▶ **WHAT THE EXERCISE ASKS**
Repeat each entry in full, exactly.
--- BEGIN ---
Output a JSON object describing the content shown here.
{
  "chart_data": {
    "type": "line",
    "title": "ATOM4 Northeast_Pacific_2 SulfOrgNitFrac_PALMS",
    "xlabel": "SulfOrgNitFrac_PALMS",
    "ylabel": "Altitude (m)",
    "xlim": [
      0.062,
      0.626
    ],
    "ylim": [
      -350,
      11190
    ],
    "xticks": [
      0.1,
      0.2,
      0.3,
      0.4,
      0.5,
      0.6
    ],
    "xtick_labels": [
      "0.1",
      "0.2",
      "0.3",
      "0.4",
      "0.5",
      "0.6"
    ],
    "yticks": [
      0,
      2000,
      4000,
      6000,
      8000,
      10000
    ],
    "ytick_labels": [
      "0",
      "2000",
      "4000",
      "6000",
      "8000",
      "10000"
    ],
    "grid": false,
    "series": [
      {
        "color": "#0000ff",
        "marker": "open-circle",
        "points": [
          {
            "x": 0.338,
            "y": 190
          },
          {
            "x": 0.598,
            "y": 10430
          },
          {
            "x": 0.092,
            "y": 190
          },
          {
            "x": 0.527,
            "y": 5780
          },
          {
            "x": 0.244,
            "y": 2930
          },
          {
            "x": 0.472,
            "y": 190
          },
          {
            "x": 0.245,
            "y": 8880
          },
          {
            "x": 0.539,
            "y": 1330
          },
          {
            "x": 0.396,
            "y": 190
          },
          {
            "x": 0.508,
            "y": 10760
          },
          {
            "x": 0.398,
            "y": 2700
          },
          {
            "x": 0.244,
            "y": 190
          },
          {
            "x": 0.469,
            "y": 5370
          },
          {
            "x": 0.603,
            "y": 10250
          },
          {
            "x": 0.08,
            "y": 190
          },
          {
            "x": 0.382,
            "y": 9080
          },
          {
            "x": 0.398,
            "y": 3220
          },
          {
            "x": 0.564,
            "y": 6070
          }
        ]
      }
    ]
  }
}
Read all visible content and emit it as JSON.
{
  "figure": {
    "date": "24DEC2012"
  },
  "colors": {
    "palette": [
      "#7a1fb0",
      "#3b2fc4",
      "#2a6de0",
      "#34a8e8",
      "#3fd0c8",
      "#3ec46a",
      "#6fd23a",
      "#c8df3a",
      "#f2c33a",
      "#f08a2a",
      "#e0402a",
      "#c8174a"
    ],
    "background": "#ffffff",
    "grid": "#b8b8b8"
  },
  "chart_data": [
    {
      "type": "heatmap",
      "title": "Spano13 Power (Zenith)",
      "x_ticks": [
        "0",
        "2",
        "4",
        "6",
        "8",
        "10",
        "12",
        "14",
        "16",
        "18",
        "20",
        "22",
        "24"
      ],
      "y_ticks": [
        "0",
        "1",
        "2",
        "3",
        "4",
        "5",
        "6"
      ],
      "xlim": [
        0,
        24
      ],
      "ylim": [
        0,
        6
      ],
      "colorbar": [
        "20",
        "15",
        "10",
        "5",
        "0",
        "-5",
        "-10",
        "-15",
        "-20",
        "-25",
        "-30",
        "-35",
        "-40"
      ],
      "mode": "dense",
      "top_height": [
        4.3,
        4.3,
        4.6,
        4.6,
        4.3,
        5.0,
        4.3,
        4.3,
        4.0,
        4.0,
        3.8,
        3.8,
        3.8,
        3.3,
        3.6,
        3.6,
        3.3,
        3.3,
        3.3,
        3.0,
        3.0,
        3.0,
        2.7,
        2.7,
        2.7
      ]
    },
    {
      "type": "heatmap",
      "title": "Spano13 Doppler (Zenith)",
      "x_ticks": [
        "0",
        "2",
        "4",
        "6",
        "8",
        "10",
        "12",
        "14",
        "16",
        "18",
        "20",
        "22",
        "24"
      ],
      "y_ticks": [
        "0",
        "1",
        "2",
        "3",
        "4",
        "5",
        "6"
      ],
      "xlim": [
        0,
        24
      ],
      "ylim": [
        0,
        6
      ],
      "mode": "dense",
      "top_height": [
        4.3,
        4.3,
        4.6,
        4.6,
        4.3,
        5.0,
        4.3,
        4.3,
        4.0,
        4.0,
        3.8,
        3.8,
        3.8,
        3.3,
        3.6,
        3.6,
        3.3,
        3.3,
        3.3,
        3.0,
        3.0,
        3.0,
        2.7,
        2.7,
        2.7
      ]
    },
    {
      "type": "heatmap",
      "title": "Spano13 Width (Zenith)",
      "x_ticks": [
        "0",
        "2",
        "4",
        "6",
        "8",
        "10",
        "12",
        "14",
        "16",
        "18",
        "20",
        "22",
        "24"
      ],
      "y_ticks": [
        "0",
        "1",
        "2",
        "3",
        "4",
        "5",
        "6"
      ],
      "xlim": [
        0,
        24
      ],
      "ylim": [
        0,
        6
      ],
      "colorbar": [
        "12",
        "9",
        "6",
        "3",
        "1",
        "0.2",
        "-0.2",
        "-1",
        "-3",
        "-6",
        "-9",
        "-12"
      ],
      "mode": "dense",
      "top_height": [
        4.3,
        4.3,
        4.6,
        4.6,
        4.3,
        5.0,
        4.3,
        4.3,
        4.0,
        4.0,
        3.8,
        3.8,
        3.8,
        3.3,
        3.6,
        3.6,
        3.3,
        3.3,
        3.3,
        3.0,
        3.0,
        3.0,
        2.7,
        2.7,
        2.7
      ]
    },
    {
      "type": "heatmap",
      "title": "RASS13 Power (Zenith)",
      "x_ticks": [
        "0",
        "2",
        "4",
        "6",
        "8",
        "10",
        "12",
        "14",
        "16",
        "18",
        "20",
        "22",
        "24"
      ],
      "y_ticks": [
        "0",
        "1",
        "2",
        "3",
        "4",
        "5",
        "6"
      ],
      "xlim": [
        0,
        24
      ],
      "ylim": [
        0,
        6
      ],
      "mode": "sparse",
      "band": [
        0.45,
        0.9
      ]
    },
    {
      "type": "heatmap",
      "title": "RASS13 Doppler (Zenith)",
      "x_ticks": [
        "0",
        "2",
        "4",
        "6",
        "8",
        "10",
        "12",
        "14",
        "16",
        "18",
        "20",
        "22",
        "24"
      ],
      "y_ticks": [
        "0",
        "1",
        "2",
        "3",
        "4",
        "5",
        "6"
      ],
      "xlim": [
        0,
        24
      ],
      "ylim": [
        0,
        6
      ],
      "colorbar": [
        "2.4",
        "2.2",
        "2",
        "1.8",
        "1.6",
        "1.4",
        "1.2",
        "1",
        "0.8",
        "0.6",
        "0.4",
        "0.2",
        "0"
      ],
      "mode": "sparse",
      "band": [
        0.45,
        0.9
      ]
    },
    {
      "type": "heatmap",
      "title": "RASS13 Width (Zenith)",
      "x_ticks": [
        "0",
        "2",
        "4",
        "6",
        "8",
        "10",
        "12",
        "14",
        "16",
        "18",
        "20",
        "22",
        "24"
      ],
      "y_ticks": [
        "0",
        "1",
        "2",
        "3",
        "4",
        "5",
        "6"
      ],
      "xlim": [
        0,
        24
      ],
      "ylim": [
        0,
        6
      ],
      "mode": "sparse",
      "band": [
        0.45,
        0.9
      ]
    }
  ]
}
--- END ---
▶ **FINISHED ANSWER**
Output a JSON object describing the content shown here.
{
  "chart_data": {
    "type": "line",
    "title": "ATOM4 Northeast_Pacific_2 SulfOrgNitFrac_PALMS",
    "xlabel": "SulfOrgNitFrac_PALMS",
    "ylabel": "Altitude (m)",
    "xlim": [
      0.062,
      0.626
    ],
    "ylim": [
      -350,
      11190
    ],
    "xticks": [
      0.1,
      0.2,
      0.3,
      0.4,
      0.5,
      0.6
    ],
    "xtick_labels": [
      "0.1",
      "0.2",
      "0.3",
      "0.4",
      "0.5",
      "0.6"
    ],
    "yticks": [
      0,
      2000,
      4000,
      6000,
      8000,
      10000
    ],
    "ytick_labels": [
      "0",
      "2000",
      "4000",
      "6000",
      "8000",
      "10000"
    ],
    "grid": false,
    "series": [
      {
        "color": "#0000ff",
        "marker": "open-circle",
        "points": [
          {
            "x": 0.338,
            "y": 190
          },
          {
            "x": 0.598,
            "y": 10430
          },
          {
            "x": 0.092,
            "y": 190
          },
          {
            "x": 0.527,
            "y": 5780
          },
          {
            "x": 0.244,
            "y": 2930
          },
          {
            "x": 0.472,
            "y": 190
          },
          {
            "x": 0.245,
            "y": 8880
          },
          {
            "x": 0.539,
            "y": 1330
          },
          {
            "x": 0.396,
            "y": 190
          },
          {
            "x": 0.508,
            "y": 10760
          },
          {
            "x": 0.398,
            "y": 2700
          },
          {
            "x": 0.244,
            "y": 190
          },
          {
            "x": 0.469,
            "y": 5370
          },
          {
            "x": 0.603,
            "y": 10250
          },
          {
            "x": 0.08,
            "y": 190
          },
          {
            "x": 0.382,
            "y": 9080
          },
          {
            "x": 0.398,
            "y": 3220
          },
          {
            "x": 0.564,
            "y": 6070
          }
        ]
      }
    ]
  }
}
Read all visible content and emit it as JSON.
{
  "figure": {
    "date": "24DEC2012"
  },
  "colors": {
    "palette": [
      "#7a1fb0",
      "#3b2fc4",
      "#2a6de0",
      "#34a8e8",
      "#3fd0c8",
      "#3ec46a",
      "#6fd23a",
      "#c8df3a",
      "#f2c33a",
      "#f08a2a",
      "#e0402a",
      "#c8174a"
    ],
    "background": "#ffffff",
    "grid": "#b8b8b8"
  },
  "chart_data": [
    {
      "type": "heatmap",
      "title": "Spano13 Power (Zenith)",
      "x_ticks": [
        "0",
        "2",
        "4",
        "6",
        "8",
        "10",
        "12",
        "14",
        "16",
        "18",
        "20",
        "22",
        "24"
      ],
      "y_ticks": [
        "0",
        "1",
        "2",
        "3",
        "4",
        "5",
        "6"
      ],
      "xlim": [
        0,
        24
      ],
      "ylim": [
        0,
        6
      ],
      "colorbar": [
        "20",
        "15",
        "10",
        "5",
        "0",
        "-5",
        "-10",
        "-15",
        "-20",
        "-25",
        "-30",
        "-35",
        "-40"
      ],
      "mode": "dense",
      "top_height": [
        4.3,
        4.3,
        4.6,
        4.6,
        4.3,
        5.0,
        4.3,
        4.3,
        4.0,
        4.0,
        3.8,
        3.8,
        3.8,
        3.3,
        3.6,
        3.6,
        3.3,
        3.3,
        3.3,
        3.0,
        3.0,
        3.0,
        2.7,
        2.7,
        2.7
      ]
    },
    {
      "type": "heatmap",
      "title": "Spano13 Doppler (Zenith)",
      "x_ticks": [
        "0",
        "2",
        "4",
        "6",
        "8",
        "10",
        "12",
        "14",
        "16",
        "18",
        "20",
        "22",
        "24"
      ],
      "y_ticks": [
        "0",
        "1",
        "2",
        "3",
        "4",
        "5",
        "6"
      ],
      "xlim": [
        0,
        24
      ],
      "ylim": [
        0,
        6
      ],
      "mode": "dense",
      "top_height": [
        4.3,
        4.3,
        4.6,
        4.6,
        4.3,
        5.0,
        4.3,
        4.3,
        4.0,
        4.0,
        3.8,
        3.8,
        3.8,
        3.3,
        3.6,
        3.6,
        3.3,
        3.3,
        3.3,
        3.0,
        3.0,
        3.0,
        2.7,
        2.7,
        2.7
      ]
    },
    {
      "type": "heatmap",
      "title": "Spano13 Width (Zenith)",
      "x_ticks": [
        "0",
        "2",
        "4",
        "6",
        "8",
        "10",
        "12",
        "14",
        "16",
        "18",
        "20",
        "22",
        "24"
      ],
      "y_ticks": [
        "0",
        "1",
        "2",
        "3",
        "4",
        "5",
        "6"
      ],
      "xlim": [
        0,
        24
      ],
      "ylim": [
        0,
        6
      ],
      "colorbar": [
        "12",
        "9",
        "6",
        "3",
        "1",
        "0.2",
        "-0.2",
        "-1",
        "-3",
        "-6",
        "-9",
        "-12"
      ],
      "mode": "dense",
      "top_height": [
        4.3,
        4.3,
        4.6,
        4.6,
        4.3,
        5.0,
        4.3,
        4.3,
        4.0,
        4.0,
        3.8,
        3.8,
        3.8,
        3.3,
        3.6,
        3.6,
        3.3,
        3.3,
        3.3,
        3.0,
        3.0,
        3.0,
        2.7,
        2.7,
        2.7
      ]
    },
    {
      "type": "heatmap",
      "title": "RASS13 Power (Zenith)",
      "x_ticks": [
        "0",
        "2",
        "4",
        "6",
        "8",
        "10",
        "12",
        "14",
        "16",
        "18",
        "20",
        "22",
        "24"
      ],
      "y_ticks": [
        "0",
        "1",
        "2",
        "3",
        "4",
        "5",
        "6"
      ],
      "xlim": [
        0,
        24
      ],
      "ylim": [
        0,
        6
      ],
      "mode": "sparse",
      "band": [
        0.45,
        0.9
      ]
    },
    {
      "type": "heatmap",
      "title": "RASS13 Doppler (Zenith)",
      "x_ticks": [
        "0",
        "2",
        "4",
        "6",
        "8",
        "10",
        "12",
        "14",
        "16",
        "18",
        "20",
        "22",
        "24"
      ],
      "y_ticks": [
        "0",
        "1",
        "2",
        "3",
        "4",
        "5",
        "6"
      ],
      "xlim": [
        0,
        24
      ],
      "ylim": [
        0,
        6
      ],
      "colorbar": [
        "2.4",
        "2.2",
        "2",
        "1.8",
        "1.6",
        "1.4",
        "1.2",
        "1",
        "0.8",
        "0.6",
        "0.4",
        "0.2",
        "0"
      ],
      "mode": "sparse",
      "band": [
        0.45,
        0.9
      ]
    },
    {
      "type": "heatmap",
      "title": "RASS13 Width (Zenith)",
      "x_ticks": [
        "0",
        "2",
        "4",
        "6",
        "8",
        "10",
        "12",
        "14",
        "16",
        "18",
        "20",
        "22",
        "24"
      ],
      "y_ticks": [
        "0",
        "1",
        "2",
        "3",
        "4",
        "5",
        "6"
      ],
      "xlim": [
        0,
        24
      ],
      "ylim": [
        0,
        6
      ],
      "mode": "sparse",
      "band": [
        0.45,
        0.9
      ]
    }
  ]
}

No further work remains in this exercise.